• [Short exercise]: Repeat each entry as written, dropping any picture you find.

>> Start

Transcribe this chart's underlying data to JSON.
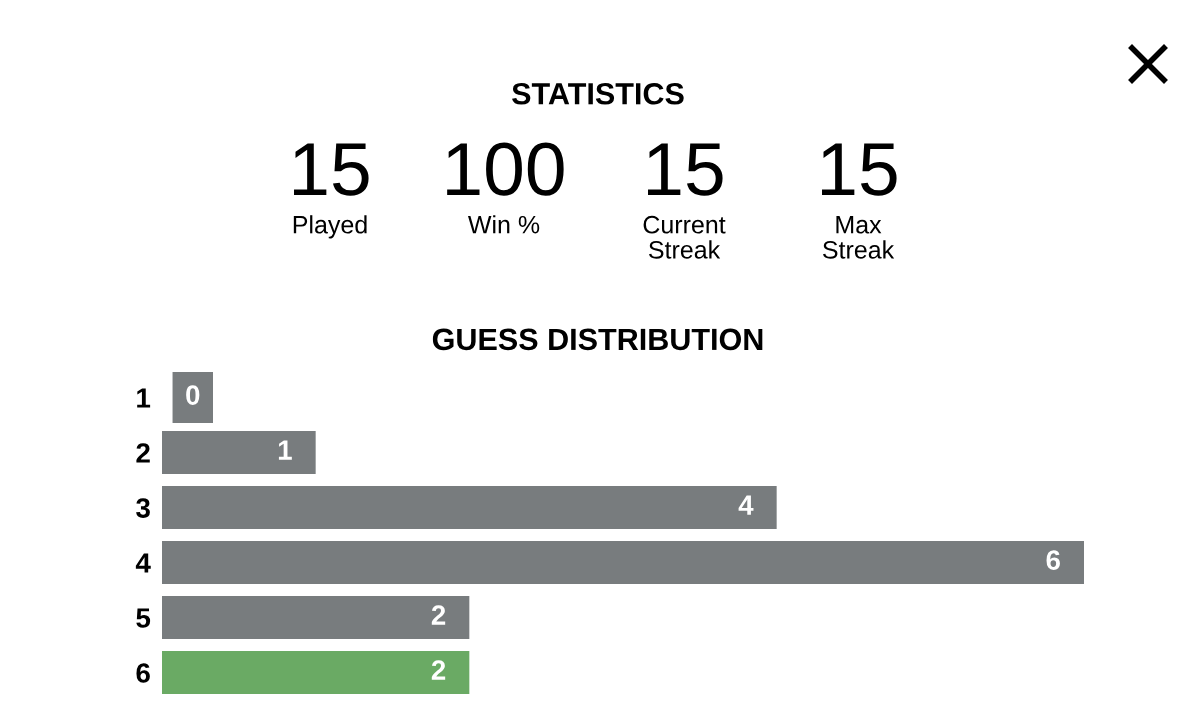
{
  "chart_data": [
    {
      "type": "other",
      "title": "STATISTICS",
      "categories": [
        "Played",
        "Win %",
        "Current\nStreak",
        "Max\nStreak"
      ],
      "values": [
        15,
        100,
        15,
        15
      ],
      "data_labels": true
    },
    {
      "type": "bar",
      "orientation": "horizontal",
      "title": "GUESS DISTRIBUTION",
      "categories": [
        "1",
        "2",
        "3",
        "4",
        "5",
        "6"
      ],
      "values": [
        0,
        1,
        4,
        6,
        2,
        2
      ],
      "colors": [
        "#787c7e",
        "#787c7e",
        "#787c7e",
        "#787c7e",
        "#787c7e",
        "#6aaa64"
      ],
      "xlim": [
        0,
        6
      ],
      "tick_labels": "y",
      "data_labels": true
    }
  ]
}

>> End

• [Task response]:
Transcribe this chart's underlying data to JSON.
{
  "chart_data": [
    {
      "type": "other",
      "title": "STATISTICS",
      "categories": [
        "Played",
        "Win %",
        "Current\nStreak",
        "Max\nStreak"
      ],
      "values": [
        15,
        100,
        15,
        15
      ],
      "data_labels": true
    },
    {
      "type": "bar",
      "orientation": "horizontal",
      "title": "GUESS DISTRIBUTION",
      "categories": [
        "1",
        "2",
        "3",
        "4",
        "5",
        "6"
      ],
      "values": [
        0,
        1,
        4,
        6,
        2,
        2
      ],
      "colors": [
        "#787c7e",
        "#787c7e",
        "#787c7e",
        "#787c7e",
        "#787c7e",
        "#6aaa64"
      ],
      "xlim": [
        0,
        6
      ],
      "tick_labels": "y",
      "data_labels": true
    }
  ]
}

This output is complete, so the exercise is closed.